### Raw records
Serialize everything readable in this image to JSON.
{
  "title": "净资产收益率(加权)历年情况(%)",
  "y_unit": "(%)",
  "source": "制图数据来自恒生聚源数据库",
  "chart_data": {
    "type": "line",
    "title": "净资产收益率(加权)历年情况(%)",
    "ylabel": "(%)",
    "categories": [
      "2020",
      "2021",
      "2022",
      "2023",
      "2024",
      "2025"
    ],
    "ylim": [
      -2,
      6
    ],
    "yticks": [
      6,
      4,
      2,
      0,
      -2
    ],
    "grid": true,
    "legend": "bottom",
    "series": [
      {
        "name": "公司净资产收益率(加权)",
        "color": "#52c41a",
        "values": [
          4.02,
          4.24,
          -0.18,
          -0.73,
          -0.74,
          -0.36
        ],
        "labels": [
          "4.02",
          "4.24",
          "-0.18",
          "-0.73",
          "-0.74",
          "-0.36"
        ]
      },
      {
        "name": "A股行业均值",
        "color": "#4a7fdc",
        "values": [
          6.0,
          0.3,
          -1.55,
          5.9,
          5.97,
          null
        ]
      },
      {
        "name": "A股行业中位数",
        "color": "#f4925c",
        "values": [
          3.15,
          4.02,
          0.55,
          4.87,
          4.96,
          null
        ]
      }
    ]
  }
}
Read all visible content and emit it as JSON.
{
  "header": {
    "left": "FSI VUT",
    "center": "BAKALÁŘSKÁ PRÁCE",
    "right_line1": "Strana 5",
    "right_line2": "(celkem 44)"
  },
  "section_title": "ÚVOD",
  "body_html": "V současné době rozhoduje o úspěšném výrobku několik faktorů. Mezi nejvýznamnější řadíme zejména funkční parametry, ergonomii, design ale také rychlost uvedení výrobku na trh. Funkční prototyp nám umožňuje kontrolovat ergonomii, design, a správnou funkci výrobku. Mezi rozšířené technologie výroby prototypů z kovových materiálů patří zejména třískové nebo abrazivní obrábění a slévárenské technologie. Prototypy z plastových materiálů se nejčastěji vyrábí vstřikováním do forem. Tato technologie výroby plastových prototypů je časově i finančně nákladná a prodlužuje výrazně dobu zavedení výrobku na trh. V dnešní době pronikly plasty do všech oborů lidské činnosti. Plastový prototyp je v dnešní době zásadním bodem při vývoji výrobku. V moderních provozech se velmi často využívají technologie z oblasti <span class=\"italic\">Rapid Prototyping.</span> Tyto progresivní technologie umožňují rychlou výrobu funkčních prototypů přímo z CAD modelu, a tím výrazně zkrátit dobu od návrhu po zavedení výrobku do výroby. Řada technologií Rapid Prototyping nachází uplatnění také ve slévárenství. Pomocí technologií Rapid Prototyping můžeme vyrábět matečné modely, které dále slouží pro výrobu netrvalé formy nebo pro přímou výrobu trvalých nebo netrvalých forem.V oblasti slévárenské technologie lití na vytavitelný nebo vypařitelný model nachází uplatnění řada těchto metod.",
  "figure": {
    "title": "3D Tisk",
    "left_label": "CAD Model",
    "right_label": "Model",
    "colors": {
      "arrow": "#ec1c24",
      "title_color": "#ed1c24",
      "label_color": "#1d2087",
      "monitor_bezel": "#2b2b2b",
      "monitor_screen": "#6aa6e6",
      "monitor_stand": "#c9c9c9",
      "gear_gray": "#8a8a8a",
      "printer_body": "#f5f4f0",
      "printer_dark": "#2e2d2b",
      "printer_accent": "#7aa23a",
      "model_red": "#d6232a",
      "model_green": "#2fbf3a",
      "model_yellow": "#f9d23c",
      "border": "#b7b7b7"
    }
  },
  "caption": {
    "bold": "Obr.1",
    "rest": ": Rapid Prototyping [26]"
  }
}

### Problem to work on
Extract all lines as given.

### Response to the task
Serialize everything readable in this image to JSON.
{
  "title": "净资产收益率(加权)历年情况(%)",
  "y_unit": "(%)",
  "source": "制图数据来自恒生聚源数据库",
  "chart_data": {
    "type": "line",
    "title": "净资产收益率(加权)历年情况(%)",
    "ylabel": "(%)",
    "categories": [
      "2020",
      "2021",
      "2022",
      "2023",
      "2024",
      "2025"
    ],
    "ylim": [
      -2,
      6
    ],
    "yticks": [
      6,
      4,
      2,
      0,
      -2
    ],
    "grid": true,
    "legend": "bottom",
    "series": [
      {
        "name": "公司净资产收益率(加权)",
        "color": "#52c41a",
        "values": [
          4.02,
          4.24,
          -0.18,
          -0.73,
          -0.74,
          -0.36
        ],
        "labels": [
          "4.02",
          "4.24",
          "-0.18",
          "-0.73",
          "-0.74",
          "-0.36"
        ]
      },
      {
        "name": "A股行业均值",
        "color": "#4a7fdc",
        "values": [
          6.0,
          0.3,
          -1.55,
          5.9,
          5.97,
          null
        ]
      },
      {
        "name": "A股行业中位数",
        "color": "#f4925c",
        "values": [
          3.15,
          4.02,
          0.55,
          4.87,
          4.96,
          null
        ]
      }
    ]
  }
}
Read all visible content and emit it as JSON.
{
  "header": {
    "left": "FSI VUT",
    "center": "BAKALÁŘSKÁ PRÁCE",
    "right_line1": "Strana 5",
    "right_line2": "(celkem 44)"
  },
  "section_title": "ÚVOD",
  "body_html": "V současné době rozhoduje o úspěšném výrobku několik faktorů. Mezi nejvýznamnější řadíme zejména funkční parametry, ergonomii, design ale také rychlost uvedení výrobku na trh. Funkční prototyp nám umožňuje kontrolovat ergonomii, design, a správnou funkci výrobku. Mezi rozšířené technologie výroby prototypů z kovových materiálů patří zejména třískové nebo abrazivní obrábění a slévárenské technologie. Prototypy z plastových materiálů se nejčastěji vyrábí vstřikováním do forem. Tato technologie výroby plastových prototypů je časově i finančně nákladná a prodlužuje výrazně dobu zavedení výrobku na trh. V dnešní době pronikly plasty do všech oborů lidské činnosti. Plastový prototyp je v dnešní době zásadním bodem při vývoji výrobku. V moderních provozech se velmi často využívají technologie z oblasti <span class=\"italic\">Rapid Prototyping.</span> Tyto progresivní technologie umožňují rychlou výrobu funkčních prototypů přímo z CAD modelu, a tím výrazně zkrátit dobu od návrhu po zavedení výrobku do výroby. Řada technologií Rapid Prototyping nachází uplatnění také ve slévárenství. Pomocí technologií Rapid Prototyping můžeme vyrábět matečné modely, které dále slouží pro výrobu netrvalé formy nebo pro přímou výrobu trvalých nebo netrvalých forem.V oblasti slévárenské technologie lití na vytavitelný nebo vypařitelný model nachází uplatnění řada těchto metod.",
  "figure": {
    "title": "3D Tisk",
    "left_label": "CAD Model",
    "right_label": "Model",
    "colors": {
      "arrow": "#ec1c24",
      "title_color": "#ed1c24",
      "label_color": "#1d2087",
      "monitor_bezel": "#2b2b2b",
      "monitor_screen": "#6aa6e6",
      "monitor_stand": "#c9c9c9",
      "gear_gray": "#8a8a8a",
      "printer_body": "#f5f4f0",
      "printer_dark": "#2e2d2b",
      "printer_accent": "#7aa23a",
      "model_red": "#d6232a",
      "model_green": "#2fbf3a",
      "model_yellow": "#f9d23c",
      "border": "#b7b7b7"
    }
  },
  "caption": {
    "bold": "Obr.1",
    "rest": ": Rapid Prototyping [26]"
  }
}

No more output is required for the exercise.